Task goal:
Count how many lines contain the word "profile". Respond with the number alone.

[Figure record extracts]
------
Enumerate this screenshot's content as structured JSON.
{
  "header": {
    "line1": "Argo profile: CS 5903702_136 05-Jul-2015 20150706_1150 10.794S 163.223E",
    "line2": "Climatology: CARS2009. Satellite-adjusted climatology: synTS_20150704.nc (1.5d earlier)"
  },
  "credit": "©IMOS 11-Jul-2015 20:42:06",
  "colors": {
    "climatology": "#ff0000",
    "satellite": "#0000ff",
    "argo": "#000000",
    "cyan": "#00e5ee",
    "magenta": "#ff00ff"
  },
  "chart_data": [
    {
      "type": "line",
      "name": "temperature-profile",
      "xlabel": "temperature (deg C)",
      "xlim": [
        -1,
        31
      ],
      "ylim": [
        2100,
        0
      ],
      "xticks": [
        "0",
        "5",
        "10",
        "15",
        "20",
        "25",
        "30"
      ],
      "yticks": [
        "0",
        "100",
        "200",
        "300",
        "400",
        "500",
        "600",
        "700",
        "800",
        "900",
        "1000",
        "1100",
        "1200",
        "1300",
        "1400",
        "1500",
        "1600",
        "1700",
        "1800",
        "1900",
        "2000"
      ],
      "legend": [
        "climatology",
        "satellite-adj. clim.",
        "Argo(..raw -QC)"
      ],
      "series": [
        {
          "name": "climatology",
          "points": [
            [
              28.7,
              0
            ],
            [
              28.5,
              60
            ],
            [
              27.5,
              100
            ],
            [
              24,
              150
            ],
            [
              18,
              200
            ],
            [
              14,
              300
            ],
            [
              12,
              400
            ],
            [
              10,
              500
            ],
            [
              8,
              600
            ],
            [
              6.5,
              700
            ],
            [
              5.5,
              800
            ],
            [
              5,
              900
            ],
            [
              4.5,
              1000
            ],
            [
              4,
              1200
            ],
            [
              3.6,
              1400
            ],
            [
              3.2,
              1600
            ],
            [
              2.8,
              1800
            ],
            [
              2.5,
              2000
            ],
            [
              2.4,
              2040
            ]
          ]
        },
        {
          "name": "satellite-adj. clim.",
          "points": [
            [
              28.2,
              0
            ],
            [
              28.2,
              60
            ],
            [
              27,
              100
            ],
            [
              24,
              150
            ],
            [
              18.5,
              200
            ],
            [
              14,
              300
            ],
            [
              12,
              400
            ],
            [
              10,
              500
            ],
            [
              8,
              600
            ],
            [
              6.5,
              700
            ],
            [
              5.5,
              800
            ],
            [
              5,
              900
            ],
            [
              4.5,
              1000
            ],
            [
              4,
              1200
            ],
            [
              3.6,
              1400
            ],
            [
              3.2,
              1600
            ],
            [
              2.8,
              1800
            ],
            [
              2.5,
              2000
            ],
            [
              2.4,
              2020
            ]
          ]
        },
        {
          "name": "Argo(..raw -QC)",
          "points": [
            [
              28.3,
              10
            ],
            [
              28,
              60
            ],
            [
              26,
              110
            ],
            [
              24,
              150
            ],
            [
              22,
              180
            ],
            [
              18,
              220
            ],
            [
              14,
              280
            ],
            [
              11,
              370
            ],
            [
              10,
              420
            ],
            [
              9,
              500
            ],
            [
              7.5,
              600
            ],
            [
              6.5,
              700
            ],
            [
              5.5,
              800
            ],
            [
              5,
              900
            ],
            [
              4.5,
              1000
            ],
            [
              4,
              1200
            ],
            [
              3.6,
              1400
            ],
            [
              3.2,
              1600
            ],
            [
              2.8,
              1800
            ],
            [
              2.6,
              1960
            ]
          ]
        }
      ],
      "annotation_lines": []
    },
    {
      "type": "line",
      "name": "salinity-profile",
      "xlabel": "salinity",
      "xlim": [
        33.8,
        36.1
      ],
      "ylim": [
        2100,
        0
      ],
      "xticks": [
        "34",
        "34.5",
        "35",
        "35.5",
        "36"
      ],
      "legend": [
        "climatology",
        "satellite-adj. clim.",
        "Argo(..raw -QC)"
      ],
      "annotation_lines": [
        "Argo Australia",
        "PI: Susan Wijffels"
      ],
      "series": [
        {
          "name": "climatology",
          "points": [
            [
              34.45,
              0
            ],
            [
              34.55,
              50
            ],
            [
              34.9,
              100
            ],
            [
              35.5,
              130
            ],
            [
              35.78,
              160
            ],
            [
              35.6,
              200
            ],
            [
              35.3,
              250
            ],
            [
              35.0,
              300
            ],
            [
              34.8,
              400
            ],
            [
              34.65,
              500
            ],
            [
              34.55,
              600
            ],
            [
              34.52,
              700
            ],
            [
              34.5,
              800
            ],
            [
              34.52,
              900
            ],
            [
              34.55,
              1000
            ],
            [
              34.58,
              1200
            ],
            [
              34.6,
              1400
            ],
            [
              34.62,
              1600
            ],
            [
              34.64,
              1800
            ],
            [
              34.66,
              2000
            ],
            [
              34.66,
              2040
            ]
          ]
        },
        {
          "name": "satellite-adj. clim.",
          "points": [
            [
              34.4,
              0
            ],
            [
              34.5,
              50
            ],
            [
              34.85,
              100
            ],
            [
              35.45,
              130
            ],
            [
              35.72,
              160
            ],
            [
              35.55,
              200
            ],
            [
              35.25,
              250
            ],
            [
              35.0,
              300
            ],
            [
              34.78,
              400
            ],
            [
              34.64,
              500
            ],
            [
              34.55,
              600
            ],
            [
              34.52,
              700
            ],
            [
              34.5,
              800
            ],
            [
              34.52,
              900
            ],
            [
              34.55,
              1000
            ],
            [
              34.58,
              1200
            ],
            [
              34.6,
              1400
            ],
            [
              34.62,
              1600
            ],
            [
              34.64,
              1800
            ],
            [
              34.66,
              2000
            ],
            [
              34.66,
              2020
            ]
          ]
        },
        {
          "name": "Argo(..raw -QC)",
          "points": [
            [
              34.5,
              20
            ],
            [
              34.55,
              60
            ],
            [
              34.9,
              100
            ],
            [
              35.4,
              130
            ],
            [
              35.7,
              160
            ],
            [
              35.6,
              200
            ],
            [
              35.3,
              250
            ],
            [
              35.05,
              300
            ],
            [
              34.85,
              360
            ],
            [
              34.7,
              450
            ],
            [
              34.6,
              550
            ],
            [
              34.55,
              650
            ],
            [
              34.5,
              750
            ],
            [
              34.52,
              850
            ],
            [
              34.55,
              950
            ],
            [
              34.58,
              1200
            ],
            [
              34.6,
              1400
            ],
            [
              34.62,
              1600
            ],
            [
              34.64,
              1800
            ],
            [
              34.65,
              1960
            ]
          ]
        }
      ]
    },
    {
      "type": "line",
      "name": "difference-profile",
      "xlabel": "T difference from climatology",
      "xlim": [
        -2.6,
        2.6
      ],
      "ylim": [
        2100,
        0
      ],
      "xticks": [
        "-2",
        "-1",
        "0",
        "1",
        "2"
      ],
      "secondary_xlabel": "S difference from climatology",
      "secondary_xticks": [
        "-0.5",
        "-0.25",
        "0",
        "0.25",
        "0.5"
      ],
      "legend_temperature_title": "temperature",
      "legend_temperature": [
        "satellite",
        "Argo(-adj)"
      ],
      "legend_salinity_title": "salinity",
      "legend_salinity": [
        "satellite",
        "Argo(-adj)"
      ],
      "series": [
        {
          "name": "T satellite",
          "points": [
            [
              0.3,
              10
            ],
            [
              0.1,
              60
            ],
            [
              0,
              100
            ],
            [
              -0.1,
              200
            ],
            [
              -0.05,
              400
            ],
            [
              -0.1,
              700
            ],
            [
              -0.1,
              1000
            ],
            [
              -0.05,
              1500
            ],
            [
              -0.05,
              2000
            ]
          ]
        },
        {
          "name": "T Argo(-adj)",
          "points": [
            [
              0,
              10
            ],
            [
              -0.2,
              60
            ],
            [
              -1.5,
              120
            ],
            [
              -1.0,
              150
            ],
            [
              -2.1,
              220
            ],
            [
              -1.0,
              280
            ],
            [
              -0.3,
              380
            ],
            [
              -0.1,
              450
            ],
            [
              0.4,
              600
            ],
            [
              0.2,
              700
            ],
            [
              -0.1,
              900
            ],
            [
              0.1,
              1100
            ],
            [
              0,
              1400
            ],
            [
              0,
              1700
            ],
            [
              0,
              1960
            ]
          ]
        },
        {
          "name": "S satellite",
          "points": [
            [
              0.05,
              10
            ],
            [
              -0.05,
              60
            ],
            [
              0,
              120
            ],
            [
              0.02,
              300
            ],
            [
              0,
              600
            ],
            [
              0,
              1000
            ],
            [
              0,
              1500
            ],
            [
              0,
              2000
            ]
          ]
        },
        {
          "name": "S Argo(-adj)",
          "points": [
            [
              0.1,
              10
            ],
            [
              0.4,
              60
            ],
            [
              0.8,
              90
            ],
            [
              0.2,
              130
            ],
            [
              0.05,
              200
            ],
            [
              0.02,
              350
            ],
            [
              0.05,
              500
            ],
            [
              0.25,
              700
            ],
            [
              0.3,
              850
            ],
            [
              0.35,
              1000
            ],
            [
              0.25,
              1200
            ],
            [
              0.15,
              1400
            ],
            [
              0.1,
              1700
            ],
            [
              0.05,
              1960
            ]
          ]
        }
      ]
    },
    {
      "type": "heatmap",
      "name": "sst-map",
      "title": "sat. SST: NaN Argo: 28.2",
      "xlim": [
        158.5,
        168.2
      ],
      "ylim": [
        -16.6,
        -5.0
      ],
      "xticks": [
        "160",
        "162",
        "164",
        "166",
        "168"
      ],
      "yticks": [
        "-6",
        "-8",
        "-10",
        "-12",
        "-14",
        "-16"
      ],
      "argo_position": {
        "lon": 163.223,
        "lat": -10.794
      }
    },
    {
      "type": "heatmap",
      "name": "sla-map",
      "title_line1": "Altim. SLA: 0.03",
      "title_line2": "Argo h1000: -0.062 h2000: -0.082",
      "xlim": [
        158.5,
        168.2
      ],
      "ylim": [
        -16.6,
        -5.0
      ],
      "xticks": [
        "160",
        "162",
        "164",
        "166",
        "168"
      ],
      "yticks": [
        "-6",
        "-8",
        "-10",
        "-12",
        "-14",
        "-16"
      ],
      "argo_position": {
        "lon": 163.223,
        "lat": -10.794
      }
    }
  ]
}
------
Complete output:
4